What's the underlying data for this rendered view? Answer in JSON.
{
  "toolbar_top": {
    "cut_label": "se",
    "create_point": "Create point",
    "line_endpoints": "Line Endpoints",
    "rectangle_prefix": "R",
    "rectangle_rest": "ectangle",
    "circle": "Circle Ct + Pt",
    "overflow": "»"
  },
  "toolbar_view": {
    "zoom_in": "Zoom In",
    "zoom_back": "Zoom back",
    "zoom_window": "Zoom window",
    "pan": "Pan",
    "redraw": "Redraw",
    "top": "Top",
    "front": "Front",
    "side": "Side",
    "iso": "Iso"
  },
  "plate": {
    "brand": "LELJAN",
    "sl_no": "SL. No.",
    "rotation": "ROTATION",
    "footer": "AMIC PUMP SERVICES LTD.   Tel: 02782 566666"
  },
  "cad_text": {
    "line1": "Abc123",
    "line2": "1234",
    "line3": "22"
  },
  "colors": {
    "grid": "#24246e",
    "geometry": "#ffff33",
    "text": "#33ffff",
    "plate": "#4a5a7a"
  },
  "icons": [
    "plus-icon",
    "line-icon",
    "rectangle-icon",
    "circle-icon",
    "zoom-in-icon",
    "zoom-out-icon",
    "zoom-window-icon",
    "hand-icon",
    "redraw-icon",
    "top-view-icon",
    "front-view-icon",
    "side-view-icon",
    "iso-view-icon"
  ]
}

*Required work*
Restate each record exactly as written.

*Written solution*
What's the underlying data for this rendered view? Answer in JSON.
{
  "toolbar_top": {
    "cut_label": "se",
    "create_point": "Create point",
    "line_endpoints": "Line Endpoints",
    "rectangle_prefix": "R",
    "rectangle_rest": "ectangle",
    "circle": "Circle Ct + Pt",
    "overflow": "»"
  },
  "toolbar_view": {
    "zoom_in": "Zoom In",
    "zoom_back": "Zoom back",
    "zoom_window": "Zoom window",
    "pan": "Pan",
    "redraw": "Redraw",
    "top": "Top",
    "front": "Front",
    "side": "Side",
    "iso": "Iso"
  },
  "plate": {
    "brand": "LELJAN",
    "sl_no": "SL. No.",
    "rotation": "ROTATION",
    "footer": "AMIC PUMP SERVICES LTD.   Tel: 02782 566666"
  },
  "cad_text": {
    "line1": "Abc123",
    "line2": "1234",
    "line3": "22"
  },
  "colors": {
    "grid": "#24246e",
    "geometry": "#ffff33",
    "text": "#33ffff",
    "plate": "#4a5a7a"
  },
  "icons": [
    "plus-icon",
    "line-icon",
    "rectangle-icon",
    "circle-icon",
    "zoom-in-icon",
    "zoom-out-icon",
    "zoom-window-icon",
    "hand-icon",
    "redraw-icon",
    "top-view-icon",
    "front-view-icon",
    "side-view-icon",
    "iso-view-icon"
  ]
}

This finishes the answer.